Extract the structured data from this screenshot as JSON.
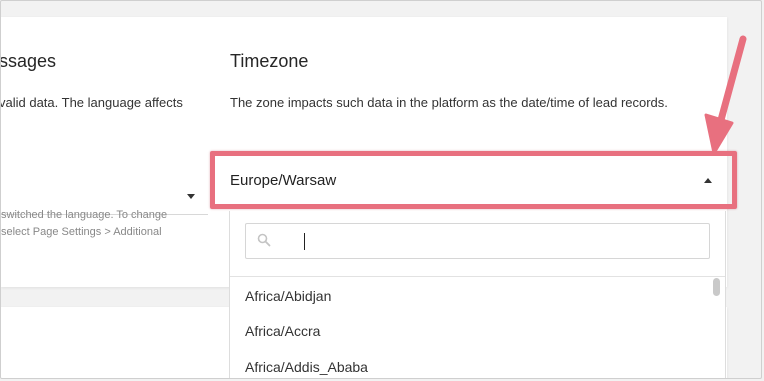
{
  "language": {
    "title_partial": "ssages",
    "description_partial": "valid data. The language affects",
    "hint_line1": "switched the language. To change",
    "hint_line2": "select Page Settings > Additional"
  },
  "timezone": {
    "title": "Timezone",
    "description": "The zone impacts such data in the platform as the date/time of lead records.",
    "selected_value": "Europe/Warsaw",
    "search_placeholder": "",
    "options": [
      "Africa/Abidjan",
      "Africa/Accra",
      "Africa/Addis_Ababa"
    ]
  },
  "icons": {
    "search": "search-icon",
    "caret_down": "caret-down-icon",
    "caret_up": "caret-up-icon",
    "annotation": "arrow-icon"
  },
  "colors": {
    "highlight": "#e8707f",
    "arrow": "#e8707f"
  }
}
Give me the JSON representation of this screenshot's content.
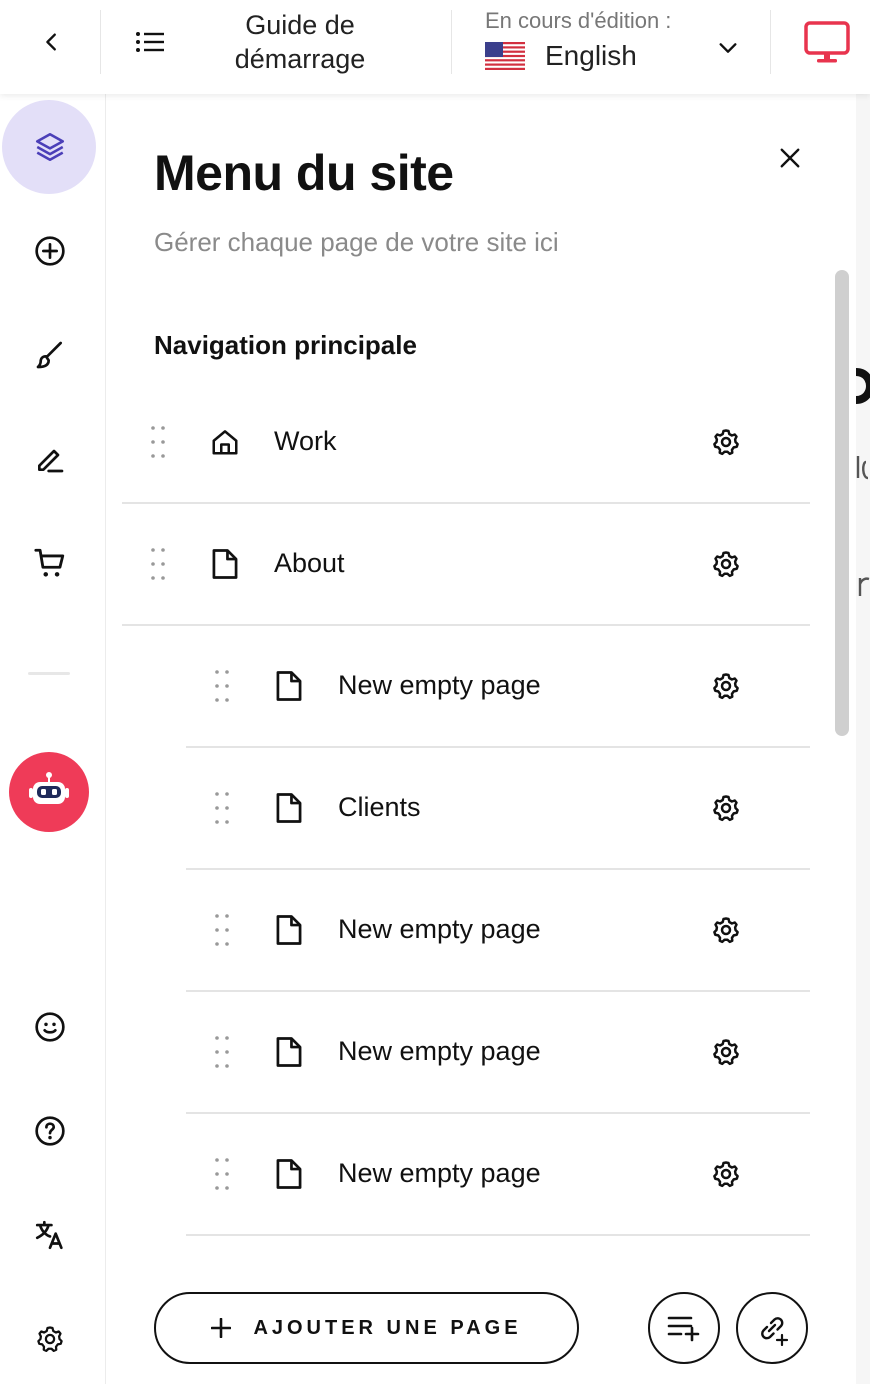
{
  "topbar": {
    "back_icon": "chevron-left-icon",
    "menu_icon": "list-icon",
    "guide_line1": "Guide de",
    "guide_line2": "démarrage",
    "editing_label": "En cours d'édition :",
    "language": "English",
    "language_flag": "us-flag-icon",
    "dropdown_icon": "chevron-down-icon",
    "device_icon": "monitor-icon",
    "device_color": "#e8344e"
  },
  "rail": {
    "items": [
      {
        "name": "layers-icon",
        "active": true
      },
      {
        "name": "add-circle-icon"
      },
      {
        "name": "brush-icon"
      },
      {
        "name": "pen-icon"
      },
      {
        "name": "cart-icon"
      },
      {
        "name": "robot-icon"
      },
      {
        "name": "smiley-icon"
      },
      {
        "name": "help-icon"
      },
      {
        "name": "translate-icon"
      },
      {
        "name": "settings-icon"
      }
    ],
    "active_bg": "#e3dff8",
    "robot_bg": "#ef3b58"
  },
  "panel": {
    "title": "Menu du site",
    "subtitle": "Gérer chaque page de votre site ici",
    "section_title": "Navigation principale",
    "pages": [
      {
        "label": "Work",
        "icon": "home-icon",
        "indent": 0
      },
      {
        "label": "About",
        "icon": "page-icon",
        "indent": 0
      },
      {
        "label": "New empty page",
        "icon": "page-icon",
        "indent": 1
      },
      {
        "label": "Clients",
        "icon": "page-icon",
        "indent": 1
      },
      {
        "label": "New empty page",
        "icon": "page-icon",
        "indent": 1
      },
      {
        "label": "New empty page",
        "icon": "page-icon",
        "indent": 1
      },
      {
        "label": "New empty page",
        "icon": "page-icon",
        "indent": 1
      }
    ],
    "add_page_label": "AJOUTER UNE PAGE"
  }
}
***
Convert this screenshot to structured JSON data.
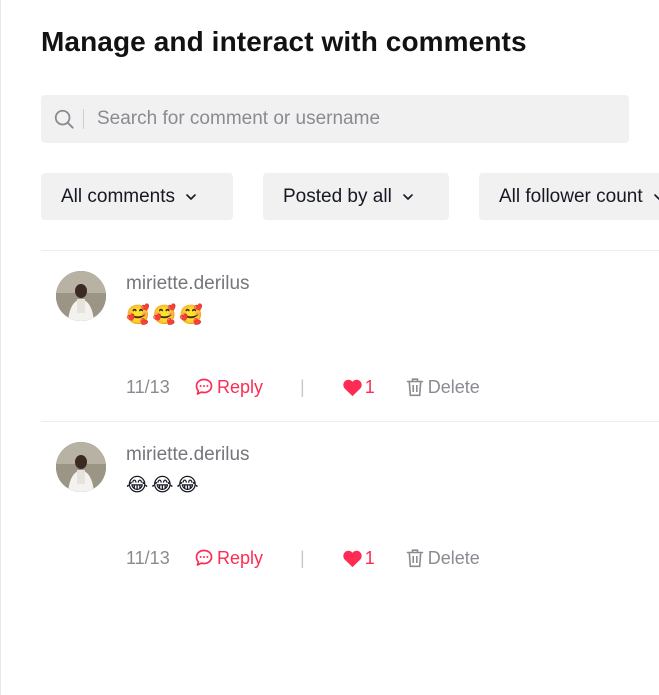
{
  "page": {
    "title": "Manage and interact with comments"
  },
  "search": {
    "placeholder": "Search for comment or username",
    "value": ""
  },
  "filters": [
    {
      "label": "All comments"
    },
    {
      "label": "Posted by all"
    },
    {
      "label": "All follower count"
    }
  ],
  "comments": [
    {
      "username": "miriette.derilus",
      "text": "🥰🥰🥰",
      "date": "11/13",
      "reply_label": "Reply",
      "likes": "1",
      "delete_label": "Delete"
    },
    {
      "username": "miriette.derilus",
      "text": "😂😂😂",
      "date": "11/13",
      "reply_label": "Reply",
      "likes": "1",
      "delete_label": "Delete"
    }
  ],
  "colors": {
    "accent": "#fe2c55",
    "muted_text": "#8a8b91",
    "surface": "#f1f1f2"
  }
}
***
PROBLEM
Of the lines above, copy each that contains "screenshot".

EXPECTED ANSWER
Extract the structured data from this screenshot as JSON.
Give me the JSON representation of this screenshot's content.
Convert this screenshot to structured JSON data.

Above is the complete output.